WHAT IS REQUIRED
Give the count of lines containing the string "안동시농수산물도", with no other output.

INPUT FOR THIS TASK
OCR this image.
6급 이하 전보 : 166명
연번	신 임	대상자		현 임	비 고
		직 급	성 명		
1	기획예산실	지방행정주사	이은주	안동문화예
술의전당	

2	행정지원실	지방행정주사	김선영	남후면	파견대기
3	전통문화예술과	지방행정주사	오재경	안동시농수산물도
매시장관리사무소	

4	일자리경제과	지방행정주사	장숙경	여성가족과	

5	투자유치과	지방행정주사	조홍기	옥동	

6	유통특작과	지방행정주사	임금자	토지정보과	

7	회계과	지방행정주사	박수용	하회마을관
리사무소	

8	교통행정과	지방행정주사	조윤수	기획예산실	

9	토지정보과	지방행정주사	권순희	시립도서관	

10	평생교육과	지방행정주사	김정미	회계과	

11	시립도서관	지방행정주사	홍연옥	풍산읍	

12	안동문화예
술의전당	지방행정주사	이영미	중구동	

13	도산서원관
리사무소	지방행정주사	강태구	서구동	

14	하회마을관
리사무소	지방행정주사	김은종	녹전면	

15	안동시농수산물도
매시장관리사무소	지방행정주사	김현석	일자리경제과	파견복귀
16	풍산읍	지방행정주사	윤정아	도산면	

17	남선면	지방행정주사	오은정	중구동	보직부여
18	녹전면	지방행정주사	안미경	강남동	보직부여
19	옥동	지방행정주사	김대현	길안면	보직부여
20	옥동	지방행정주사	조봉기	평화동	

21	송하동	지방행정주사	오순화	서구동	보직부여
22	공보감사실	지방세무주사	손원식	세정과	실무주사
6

WRITTEN SOLUTION
2